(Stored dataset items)
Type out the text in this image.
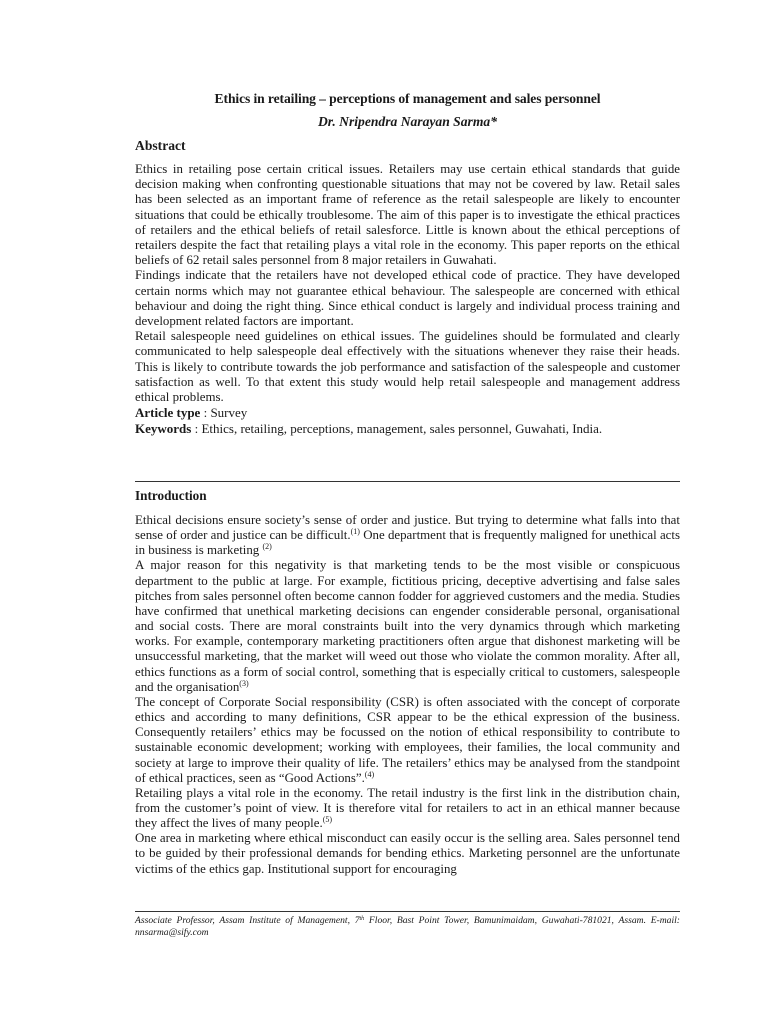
Ethics in retailing – perceptions of management and sales personnel
Dr. Nripendra Narayan Sarma*
Abstract

Ethics in retailing pose certain critical issues. Retailers may use certain ethical standards that guide decision making when confronting questionable situations that may not be covered by law. Retail sales has been selected as an important frame of reference as the retail salespeople are likely to encounter situations that could be ethically troublesome. The aim of this paper is to investigate the ethical practices of retailers and the ethical beliefs of retail salesforce. Little is known about the ethical perceptions of retailers despite the fact that retailing plays a vital role in the economy. This paper reports on the ethical beliefs of 62 retail sales personnel from 8 major retailers in Guwahati.

Findings indicate that the retailers have not developed ethical code of practice. They have developed certain norms which may not guarantee ethical behaviour. The salespeople are concerned with ethical behaviour and doing the right thing. Since ethical conduct is largely and individual process training and development related factors are important.

Retail salespeople need guidelines on ethical issues. The guidelines should be formulated and clearly communicated to help salespeople deal effectively with the situations whenever they raise their heads. This is likely to contribute towards the job performance and satisfaction of the salespeople and customer satisfaction as well. To that extent this study would help retail salespeople and management address ethical problems.

Article type : Survey

Keywords : Ethics, retailing, perceptions, management, sales personnel, Guwahati, India.

Introduction

Ethical decisions ensure society’s sense of order and justice. But trying to determine what falls into that sense of order and justice can be difficult.$^{(1)}$ One department that is frequently maligned for unethical acts in business is marketing $^{(2)}$

A major reason for this negativity is that marketing tends to be the most visible or conspicuous department to the public at large. For example, fictitious pricing, deceptive advertising and false sales pitches from sales personnel often become cannon fodder for aggrieved customers and the media. Studies have confirmed that unethical marketing decisions can engender considerable personal, organisational and social costs. There are moral constraints built into the very dynamics through which marketing works. For example, contemporary marketing practitioners often argue that dishonest marketing will be unsuccessful marketing, that the market will weed out those who violate the common morality. After all, ethics functions as a form of social control, something that is especially critical to customers, salespeople and the organisation$^{(3)}$

The concept of Corporate Social responsibility (CSR) is often associated with the concept of corporate ethics and according to many definitions, CSR appear to be the ethical expression of the business. Consequently retailers’ ethics may be focussed on the notion of ethical responsibility to contribute to sustainable economic development; working with employees, their families, the local community and society at large to improve their quality of life. The retailers’ ethics may be analysed from the standpoint of ethical practices, seen as “Good Actions”.$^{(4)}$

Retailing plays a vital role in the economy. The retail industry is the first link in the distribution chain, from the customer’s point of view. It is therefore vital for retailers to act in an ethical manner because they affect the lives of many people.$^{(5)}$

One area in marketing where ethical misconduct can easily occur is the selling area. Sales personnel tend to be guided by their professional demands for bending ethics. Marketing personnel are the unfortunate victims of the ethics gap. Institutional support for encouraging

Associate Professor, Assam Institute of Management, 7th Floor, Bast Point Tower, Bamunimaidam, Guwahati-781021, Assam. E-mail: nnsarma@sify.com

- **JOB**
Quote each line of the listing exactly, but leave the pictures out.

- **TASK ANSWER**
Type out the text in this image.
Ethics in retailing – perceptions of management and sales personnel
Dr. Nripendra Narayan Sarma*
Abstract

Ethics in retailing pose certain critical issues. Retailers may use certain ethical standards that guide decision making when confronting questionable situations that may not be covered by law. Retail sales has been selected as an important frame of reference as the retail salespeople are likely to encounter situations that could be ethically troublesome. The aim of this paper is to investigate the ethical practices of retailers and the ethical beliefs of retail salesforce. Little is known about the ethical perceptions of retailers despite the fact that retailing plays a vital role in the economy. This paper reports on the ethical beliefs of 62 retail sales personnel from 8 major retailers in Guwahati.

Findings indicate that the retailers have not developed ethical code of practice. They have developed certain norms which may not guarantee ethical behaviour. The salespeople are concerned with ethical behaviour and doing the right thing. Since ethical conduct is largely and individual process training and development related factors are important.

Retail salespeople need guidelines on ethical issues. The guidelines should be formulated and clearly communicated to help salespeople deal effectively with the situations whenever they raise their heads. This is likely to contribute towards the job performance and satisfaction of the salespeople and customer satisfaction as well. To that extent this study would help retail salespeople and management address ethical problems.

Article type : Survey

Keywords : Ethics, retailing, perceptions, management, sales personnel, Guwahati, India.

Introduction

Ethical decisions ensure society’s sense of order and justice. But trying to determine what falls into that sense of order and justice can be difficult.$^{(1)}$ One department that is frequently maligned for unethical acts in business is marketing $^{(2)}$

A major reason for this negativity is that marketing tends to be the most visible or conspicuous department to the public at large. For example, fictitious pricing, deceptive advertising and false sales pitches from sales personnel often become cannon fodder for aggrieved customers and the media. Studies have confirmed that unethical marketing decisions can engender considerable personal, organisational and social costs. There are moral constraints built into the very dynamics through which marketing works. For example, contemporary marketing practitioners often argue that dishonest marketing will be unsuccessful marketing, that the market will weed out those who violate the common morality. After all, ethics functions as a form of social control, something that is especially critical to customers, salespeople and the organisation$^{(3)}$

The concept of Corporate Social responsibility (CSR) is often associated with the concept of corporate ethics and according to many definitions, CSR appear to be the ethical expression of the business. Consequently retailers’ ethics may be focussed on the notion of ethical responsibility to contribute to sustainable economic development; working with employees, their families, the local community and society at large to improve their quality of life. The retailers’ ethics may be analysed from the standpoint of ethical practices, seen as “Good Actions”.$^{(4)}$

Retailing plays a vital role in the economy. The retail industry is the first link in the distribution chain, from the customer’s point of view. It is therefore vital for retailers to act in an ethical manner because they affect the lives of many people.$^{(5)}$

One area in marketing where ethical misconduct can easily occur is the selling area. Sales personnel tend to be guided by their professional demands for bending ethics. Marketing personnel are the unfortunate victims of the ethics gap. Institutional support for encouraging

Associate Professor, Assam Institute of Management, 7th Floor, Bast Point Tower, Bamunimaidam, Guwahati-781021, Assam. E-mail: nnsarma@sify.com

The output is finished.